• [Input material]
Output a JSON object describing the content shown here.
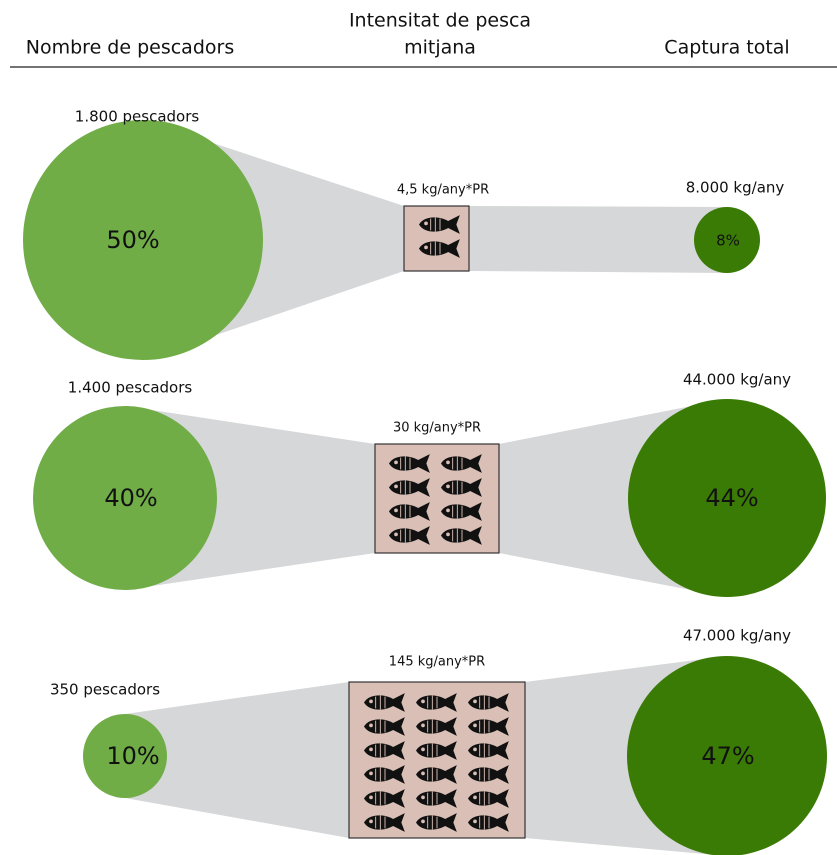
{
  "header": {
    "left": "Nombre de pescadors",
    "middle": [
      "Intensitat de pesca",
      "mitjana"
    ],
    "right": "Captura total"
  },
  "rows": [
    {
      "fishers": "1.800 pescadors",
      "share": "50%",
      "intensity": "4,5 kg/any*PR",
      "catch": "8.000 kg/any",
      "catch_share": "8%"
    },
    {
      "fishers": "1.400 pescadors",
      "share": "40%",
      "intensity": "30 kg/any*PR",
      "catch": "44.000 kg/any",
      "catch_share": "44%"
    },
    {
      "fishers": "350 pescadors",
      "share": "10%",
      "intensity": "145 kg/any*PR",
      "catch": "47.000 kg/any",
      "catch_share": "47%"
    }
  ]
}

• [Aim of the task]
Make an exact reproduction of the listing above, without any pictures.

• [Exercise solution]
Output a JSON object describing the content shown here.
{
  "header": {
    "left": "Nombre de pescadors",
    "middle": [
      "Intensitat de pesca",
      "mitjana"
    ],
    "right": "Captura total"
  },
  "rows": [
    {
      "fishers": "1.800 pescadors",
      "share": "50%",
      "intensity": "4,5 kg/any*PR",
      "catch": "8.000 kg/any",
      "catch_share": "8%"
    },
    {
      "fishers": "1.400 pescadors",
      "share": "40%",
      "intensity": "30 kg/any*PR",
      "catch": "44.000 kg/any",
      "catch_share": "44%"
    },
    {
      "fishers": "350 pescadors",
      "share": "10%",
      "intensity": "145 kg/any*PR",
      "catch": "47.000 kg/any",
      "catch_share": "47%"
    }
  ]
}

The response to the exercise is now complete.